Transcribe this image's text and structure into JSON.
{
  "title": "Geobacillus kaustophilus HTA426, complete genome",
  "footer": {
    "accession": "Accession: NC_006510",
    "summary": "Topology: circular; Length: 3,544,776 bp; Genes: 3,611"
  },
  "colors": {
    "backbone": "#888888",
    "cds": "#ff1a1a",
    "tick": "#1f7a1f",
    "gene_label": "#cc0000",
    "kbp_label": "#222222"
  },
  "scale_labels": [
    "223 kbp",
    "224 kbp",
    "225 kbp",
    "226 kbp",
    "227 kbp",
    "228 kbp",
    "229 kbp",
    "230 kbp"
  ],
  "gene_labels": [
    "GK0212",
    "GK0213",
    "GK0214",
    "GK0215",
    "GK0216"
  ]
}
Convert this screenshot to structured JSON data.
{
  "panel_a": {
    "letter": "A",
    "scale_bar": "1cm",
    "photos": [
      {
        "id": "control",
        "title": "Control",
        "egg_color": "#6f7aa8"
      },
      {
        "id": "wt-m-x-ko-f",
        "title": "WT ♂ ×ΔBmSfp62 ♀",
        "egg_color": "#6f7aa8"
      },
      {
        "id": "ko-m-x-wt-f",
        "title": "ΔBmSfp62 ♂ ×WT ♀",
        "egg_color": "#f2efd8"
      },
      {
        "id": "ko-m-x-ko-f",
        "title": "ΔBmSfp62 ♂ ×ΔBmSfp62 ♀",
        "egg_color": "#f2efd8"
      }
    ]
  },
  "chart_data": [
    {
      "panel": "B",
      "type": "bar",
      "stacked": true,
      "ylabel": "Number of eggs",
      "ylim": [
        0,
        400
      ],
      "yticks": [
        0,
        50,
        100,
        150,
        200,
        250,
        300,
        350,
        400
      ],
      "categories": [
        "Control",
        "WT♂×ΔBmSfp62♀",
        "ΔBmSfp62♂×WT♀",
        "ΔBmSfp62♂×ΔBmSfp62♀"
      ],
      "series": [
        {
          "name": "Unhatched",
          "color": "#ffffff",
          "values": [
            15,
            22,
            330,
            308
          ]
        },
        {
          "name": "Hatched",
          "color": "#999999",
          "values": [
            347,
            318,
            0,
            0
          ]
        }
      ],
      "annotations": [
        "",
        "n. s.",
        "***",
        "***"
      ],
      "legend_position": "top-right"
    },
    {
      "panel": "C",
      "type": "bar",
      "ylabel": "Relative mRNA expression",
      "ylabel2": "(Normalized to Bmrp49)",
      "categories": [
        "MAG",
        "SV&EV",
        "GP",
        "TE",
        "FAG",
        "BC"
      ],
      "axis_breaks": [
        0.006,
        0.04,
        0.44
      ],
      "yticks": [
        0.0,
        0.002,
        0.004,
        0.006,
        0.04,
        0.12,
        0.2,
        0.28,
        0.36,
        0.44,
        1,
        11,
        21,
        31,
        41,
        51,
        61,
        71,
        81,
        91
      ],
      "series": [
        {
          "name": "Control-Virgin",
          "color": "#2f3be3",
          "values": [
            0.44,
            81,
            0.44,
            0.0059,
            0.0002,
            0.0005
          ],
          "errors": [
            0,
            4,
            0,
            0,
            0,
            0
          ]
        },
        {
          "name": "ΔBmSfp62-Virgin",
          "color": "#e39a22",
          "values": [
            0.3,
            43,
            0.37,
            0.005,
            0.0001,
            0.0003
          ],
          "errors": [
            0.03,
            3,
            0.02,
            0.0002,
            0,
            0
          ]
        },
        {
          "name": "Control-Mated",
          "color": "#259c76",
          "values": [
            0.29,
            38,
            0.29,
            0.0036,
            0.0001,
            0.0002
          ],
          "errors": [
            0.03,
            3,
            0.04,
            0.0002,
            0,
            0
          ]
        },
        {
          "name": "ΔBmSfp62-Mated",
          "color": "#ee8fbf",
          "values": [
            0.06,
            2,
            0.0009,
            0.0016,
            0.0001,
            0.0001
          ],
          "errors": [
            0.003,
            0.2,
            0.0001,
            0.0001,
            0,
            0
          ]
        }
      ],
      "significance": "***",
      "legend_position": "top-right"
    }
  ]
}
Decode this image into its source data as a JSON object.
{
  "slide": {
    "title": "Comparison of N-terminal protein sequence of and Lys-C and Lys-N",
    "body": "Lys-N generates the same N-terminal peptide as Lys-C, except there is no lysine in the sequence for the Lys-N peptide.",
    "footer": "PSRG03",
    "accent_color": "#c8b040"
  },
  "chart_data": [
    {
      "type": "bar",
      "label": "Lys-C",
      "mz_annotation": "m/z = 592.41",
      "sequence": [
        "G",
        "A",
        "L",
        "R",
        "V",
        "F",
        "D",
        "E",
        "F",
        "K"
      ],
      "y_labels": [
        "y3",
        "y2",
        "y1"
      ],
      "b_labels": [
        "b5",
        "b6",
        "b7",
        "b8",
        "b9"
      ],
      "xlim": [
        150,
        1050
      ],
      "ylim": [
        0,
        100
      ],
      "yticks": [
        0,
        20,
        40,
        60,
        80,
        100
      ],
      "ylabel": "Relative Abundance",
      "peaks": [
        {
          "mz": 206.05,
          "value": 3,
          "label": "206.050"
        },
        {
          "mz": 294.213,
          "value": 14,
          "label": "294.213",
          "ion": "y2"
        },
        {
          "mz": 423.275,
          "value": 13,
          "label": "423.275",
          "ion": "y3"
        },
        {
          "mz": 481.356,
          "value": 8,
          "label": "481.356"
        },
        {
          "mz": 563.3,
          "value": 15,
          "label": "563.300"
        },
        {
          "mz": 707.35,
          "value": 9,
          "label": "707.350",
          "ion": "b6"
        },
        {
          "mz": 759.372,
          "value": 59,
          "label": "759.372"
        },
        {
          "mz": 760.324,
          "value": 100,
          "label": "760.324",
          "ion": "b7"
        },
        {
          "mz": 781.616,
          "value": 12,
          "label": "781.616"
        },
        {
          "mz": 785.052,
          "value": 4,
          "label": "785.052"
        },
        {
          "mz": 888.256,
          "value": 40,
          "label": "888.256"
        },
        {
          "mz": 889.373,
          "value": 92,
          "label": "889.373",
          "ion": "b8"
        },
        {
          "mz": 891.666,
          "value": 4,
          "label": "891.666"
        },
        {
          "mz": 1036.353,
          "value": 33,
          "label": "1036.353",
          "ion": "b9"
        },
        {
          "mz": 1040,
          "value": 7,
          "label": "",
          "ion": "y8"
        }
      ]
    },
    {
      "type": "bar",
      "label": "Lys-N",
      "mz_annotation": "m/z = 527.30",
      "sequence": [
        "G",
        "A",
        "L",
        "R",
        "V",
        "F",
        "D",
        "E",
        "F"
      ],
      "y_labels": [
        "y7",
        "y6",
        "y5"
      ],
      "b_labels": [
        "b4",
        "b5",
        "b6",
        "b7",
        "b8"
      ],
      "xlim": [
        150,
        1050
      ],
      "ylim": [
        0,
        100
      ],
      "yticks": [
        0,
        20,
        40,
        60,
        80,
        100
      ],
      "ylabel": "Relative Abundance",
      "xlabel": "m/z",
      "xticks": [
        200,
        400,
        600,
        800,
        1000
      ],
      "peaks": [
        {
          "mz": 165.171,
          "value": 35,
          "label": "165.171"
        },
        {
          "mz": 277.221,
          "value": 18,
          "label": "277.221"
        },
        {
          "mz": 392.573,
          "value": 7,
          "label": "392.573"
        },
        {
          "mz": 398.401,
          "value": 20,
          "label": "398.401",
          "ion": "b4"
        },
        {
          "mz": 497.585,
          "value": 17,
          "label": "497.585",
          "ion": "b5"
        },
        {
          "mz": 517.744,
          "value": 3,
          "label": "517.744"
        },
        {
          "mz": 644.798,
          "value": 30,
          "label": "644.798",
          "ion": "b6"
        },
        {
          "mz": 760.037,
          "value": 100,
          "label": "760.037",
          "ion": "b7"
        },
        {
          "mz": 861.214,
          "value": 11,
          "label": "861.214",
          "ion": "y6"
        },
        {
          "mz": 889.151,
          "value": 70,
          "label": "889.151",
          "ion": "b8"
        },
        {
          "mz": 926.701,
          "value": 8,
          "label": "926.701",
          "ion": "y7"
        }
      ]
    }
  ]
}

## [Your objective]
Copy out each line carrying the string "Virgin" from the data.

## [Written solution]
          "name": "Control-Virgin",
          "name": "ΔBmSfp62-Virgin",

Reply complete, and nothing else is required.